Exercise → Count the lines below that contain "name". Give only the number.

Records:
-------
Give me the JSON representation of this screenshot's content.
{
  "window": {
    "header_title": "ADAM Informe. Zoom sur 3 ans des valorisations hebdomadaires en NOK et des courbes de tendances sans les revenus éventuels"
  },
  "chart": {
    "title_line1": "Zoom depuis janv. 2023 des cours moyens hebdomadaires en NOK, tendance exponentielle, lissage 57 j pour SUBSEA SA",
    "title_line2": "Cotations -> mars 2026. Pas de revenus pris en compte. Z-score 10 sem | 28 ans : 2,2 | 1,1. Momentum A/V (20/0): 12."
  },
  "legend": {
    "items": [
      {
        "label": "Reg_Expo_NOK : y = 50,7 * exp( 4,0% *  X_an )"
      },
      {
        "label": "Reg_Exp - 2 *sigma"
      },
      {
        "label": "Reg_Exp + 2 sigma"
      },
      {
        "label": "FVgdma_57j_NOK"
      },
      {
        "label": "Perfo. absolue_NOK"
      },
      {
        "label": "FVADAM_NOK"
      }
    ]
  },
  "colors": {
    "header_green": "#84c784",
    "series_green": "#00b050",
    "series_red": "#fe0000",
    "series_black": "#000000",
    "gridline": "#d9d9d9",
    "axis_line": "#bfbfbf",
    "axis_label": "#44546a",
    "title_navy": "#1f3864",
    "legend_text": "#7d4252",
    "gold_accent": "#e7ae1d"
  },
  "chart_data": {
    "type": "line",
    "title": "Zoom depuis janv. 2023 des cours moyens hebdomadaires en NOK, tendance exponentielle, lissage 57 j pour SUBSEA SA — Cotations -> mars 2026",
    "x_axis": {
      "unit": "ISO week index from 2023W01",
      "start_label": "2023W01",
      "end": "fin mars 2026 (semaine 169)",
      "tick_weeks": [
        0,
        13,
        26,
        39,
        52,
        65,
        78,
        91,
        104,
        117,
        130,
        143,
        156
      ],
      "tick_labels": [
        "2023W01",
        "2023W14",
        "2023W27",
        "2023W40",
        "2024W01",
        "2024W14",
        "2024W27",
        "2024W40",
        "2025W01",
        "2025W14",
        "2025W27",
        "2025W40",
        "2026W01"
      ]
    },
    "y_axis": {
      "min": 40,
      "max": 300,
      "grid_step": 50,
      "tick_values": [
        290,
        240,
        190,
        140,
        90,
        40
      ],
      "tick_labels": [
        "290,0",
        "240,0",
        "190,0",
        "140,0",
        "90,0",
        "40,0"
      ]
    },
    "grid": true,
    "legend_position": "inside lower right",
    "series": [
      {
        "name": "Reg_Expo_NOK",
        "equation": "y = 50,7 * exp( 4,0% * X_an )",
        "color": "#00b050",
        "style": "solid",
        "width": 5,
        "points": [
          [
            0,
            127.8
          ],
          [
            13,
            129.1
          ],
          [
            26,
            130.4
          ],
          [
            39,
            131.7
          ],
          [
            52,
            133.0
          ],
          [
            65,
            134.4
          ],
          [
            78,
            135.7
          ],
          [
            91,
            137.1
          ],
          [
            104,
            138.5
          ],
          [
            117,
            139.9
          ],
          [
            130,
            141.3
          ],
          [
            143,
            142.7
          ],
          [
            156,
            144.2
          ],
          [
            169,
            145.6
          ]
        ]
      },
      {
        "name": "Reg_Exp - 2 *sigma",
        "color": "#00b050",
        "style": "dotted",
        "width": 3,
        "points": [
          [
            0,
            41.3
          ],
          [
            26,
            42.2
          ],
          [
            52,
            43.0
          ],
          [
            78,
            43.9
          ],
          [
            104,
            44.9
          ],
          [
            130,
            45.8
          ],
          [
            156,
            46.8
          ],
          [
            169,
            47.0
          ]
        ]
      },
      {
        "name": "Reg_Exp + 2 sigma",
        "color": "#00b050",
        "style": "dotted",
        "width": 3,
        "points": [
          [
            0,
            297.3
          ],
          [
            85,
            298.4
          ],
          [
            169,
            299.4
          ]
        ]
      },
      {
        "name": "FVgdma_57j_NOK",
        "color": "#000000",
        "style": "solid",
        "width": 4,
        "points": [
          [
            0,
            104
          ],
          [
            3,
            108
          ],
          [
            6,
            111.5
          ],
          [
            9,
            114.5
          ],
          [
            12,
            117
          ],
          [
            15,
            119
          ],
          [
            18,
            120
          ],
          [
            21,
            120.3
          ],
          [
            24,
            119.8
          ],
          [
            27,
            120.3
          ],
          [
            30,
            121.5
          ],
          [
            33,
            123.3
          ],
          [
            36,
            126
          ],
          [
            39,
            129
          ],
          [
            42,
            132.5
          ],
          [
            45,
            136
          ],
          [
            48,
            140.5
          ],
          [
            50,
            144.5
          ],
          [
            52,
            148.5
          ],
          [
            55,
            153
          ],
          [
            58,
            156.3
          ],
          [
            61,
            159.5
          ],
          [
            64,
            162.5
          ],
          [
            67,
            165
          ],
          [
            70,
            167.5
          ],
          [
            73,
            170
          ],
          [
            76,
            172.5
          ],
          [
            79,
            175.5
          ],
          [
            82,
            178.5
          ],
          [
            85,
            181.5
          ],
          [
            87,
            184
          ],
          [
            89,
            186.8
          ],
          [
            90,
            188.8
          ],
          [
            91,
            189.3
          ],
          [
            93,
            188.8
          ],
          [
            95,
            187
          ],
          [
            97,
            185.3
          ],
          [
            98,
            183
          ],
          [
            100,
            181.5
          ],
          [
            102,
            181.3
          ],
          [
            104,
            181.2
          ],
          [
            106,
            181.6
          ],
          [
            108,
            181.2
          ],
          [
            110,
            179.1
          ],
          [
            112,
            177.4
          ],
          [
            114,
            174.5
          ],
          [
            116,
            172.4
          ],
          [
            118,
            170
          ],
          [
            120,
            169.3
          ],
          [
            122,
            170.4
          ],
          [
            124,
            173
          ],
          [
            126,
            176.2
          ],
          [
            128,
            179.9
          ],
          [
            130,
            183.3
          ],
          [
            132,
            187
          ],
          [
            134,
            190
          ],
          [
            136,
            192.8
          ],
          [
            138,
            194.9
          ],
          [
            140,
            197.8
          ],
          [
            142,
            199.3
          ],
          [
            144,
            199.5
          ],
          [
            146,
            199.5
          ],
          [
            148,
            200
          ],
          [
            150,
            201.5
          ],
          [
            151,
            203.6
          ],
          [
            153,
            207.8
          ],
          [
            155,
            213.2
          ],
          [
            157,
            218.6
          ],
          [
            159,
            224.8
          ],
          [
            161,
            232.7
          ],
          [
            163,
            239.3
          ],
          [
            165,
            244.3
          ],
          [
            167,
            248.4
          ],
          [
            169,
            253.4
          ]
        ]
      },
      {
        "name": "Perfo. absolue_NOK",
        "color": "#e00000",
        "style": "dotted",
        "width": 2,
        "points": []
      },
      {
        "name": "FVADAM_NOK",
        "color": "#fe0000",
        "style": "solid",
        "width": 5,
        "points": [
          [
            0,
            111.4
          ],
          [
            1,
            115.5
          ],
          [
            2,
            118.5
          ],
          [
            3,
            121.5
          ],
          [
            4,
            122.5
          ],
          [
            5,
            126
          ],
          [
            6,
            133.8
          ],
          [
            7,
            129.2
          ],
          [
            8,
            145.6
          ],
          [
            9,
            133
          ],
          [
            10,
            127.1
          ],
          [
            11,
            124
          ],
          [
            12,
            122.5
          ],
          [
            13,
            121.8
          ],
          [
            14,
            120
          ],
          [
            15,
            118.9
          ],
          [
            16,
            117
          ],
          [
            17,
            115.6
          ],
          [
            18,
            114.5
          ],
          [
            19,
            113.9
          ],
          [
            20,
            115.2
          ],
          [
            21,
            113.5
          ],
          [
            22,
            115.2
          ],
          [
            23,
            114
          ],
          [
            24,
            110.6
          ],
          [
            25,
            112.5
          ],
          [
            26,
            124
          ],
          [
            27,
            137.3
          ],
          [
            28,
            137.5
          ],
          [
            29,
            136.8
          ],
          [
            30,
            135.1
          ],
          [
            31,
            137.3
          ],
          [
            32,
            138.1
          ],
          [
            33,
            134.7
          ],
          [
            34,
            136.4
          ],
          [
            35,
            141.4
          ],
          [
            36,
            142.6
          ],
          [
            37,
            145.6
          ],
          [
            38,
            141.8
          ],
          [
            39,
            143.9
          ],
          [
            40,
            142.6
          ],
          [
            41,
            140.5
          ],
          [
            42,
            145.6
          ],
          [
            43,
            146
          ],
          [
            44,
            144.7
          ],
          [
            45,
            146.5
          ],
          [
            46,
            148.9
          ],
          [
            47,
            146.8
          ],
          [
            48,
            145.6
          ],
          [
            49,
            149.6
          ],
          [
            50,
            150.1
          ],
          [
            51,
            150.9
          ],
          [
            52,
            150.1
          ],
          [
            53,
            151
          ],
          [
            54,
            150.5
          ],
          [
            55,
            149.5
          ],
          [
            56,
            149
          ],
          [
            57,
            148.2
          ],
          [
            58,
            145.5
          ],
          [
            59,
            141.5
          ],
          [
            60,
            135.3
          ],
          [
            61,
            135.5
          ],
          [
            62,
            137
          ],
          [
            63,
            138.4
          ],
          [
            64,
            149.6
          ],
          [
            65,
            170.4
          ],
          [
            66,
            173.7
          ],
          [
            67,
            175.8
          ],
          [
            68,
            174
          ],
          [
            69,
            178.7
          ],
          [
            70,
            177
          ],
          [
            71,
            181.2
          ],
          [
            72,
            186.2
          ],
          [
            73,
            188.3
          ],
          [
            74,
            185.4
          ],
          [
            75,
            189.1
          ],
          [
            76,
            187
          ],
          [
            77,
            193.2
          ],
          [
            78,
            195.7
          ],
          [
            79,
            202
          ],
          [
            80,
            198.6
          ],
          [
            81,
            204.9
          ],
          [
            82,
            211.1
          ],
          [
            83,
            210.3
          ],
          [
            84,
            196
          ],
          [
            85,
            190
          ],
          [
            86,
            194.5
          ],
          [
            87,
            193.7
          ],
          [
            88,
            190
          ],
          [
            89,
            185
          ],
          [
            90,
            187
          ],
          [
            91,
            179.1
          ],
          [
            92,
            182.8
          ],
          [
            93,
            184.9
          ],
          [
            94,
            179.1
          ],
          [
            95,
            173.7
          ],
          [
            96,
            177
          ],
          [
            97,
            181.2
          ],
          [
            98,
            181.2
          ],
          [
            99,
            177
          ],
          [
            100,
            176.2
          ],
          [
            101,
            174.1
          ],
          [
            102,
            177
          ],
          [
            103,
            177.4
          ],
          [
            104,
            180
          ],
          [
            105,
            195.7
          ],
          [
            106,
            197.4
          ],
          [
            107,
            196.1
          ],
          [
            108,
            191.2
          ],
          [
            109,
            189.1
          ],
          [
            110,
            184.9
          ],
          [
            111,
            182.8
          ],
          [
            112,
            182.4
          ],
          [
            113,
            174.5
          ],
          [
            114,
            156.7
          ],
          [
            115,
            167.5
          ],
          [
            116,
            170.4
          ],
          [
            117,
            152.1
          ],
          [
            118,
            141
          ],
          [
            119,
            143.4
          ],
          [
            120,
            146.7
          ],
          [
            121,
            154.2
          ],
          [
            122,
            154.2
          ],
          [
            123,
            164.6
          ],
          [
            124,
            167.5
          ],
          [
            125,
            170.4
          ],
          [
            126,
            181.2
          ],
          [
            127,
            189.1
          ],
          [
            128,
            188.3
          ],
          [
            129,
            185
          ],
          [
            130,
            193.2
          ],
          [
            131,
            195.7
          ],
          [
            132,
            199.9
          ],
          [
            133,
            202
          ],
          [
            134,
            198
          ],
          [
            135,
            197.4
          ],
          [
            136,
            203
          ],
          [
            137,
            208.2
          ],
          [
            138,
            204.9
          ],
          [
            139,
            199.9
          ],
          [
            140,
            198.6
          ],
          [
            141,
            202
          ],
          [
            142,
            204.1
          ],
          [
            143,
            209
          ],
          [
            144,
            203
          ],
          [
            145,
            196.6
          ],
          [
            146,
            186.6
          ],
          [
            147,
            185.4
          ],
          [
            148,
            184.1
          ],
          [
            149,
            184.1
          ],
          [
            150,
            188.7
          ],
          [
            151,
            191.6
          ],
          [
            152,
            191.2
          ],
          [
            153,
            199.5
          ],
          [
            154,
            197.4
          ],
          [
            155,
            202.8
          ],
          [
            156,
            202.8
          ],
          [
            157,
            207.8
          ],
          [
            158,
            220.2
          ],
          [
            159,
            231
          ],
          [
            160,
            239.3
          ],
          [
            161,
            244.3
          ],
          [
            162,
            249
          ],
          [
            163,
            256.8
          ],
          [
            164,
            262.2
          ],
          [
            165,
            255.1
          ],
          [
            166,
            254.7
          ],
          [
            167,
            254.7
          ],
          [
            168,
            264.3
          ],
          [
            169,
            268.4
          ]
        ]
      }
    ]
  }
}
-------
Problem solution → 6